• **What this task involves**:
In the entries below, how many lines hold the string "rear"? Give only the number.
▶
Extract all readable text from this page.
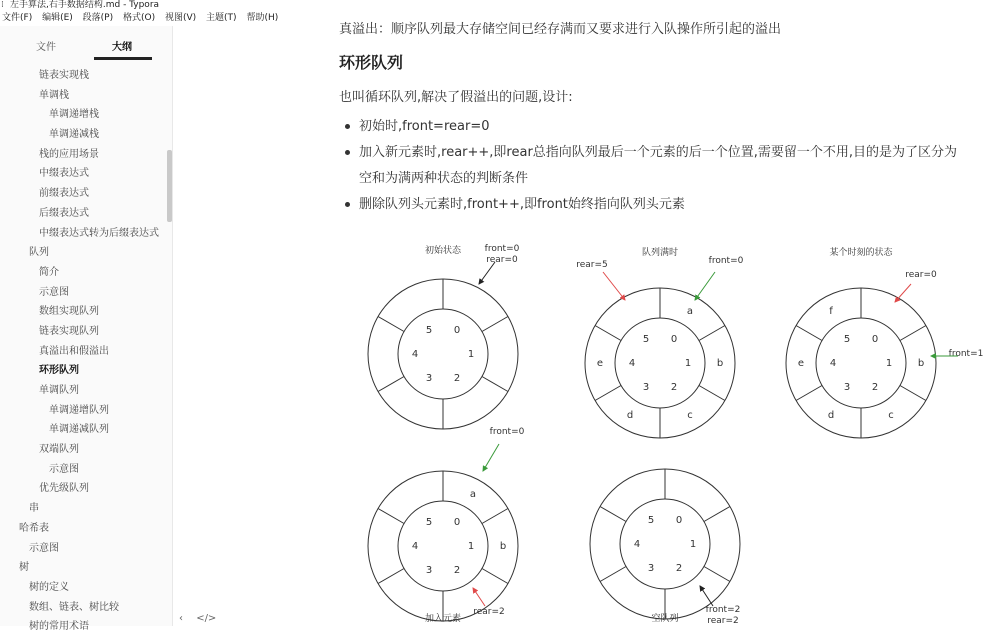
⁞ 左手算法,右手数据结构.md - Typora
文件(F) 编辑(E) 段落(P) 格式(O) 视图(V) 主题(T) 帮助(H)
文件	大纲
链表实现栈
单调栈
单调递增栈
单调递减栈
栈的应用场景
中缀表达式
前缀表达式
后缀表达式
中缀表达式转为后缀表达式
队列
简介
示意图
数组实现队列
链表实现队列
真溢出和假溢出
环形队列
单调队列
单调递增队列
单调递减队列
双端队列
示意图
优先级队列
串
哈希表
示意图
树
树的定义
数组、链表、树比较
树的常用术语
真溢出：顺序队列最大存储空间已经存满而又要求进行入队操作所引起的溢出
环形队列
也叫循环队列,解决了假溢出的问题,设计:
初始时,front=rear=0
加入新元素时,rear++,即rear总指向队列最后一个元素的后一个位置,需要留一个不用,目的是为了区分为空和为满两种状态的判断条件
删除队列头元素时,front++,即front始终指向队列头元素
0
1
2
3
4
5
初始状态	front=0
rear=0
a
b
c
d
e
0
1
2
3
4
5
队列满时
rear=5	front=0
b
c
d
e
f
0
1
2
3
4
5
某个时刻的状态
rear=0
front=1
a
b
0
1
2
3
4
5
加入元素
front=0
rear=2
0
1
2
3
4
5
空队列
front=2
rear=2
‹ </>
◀
• **Final answer**:
7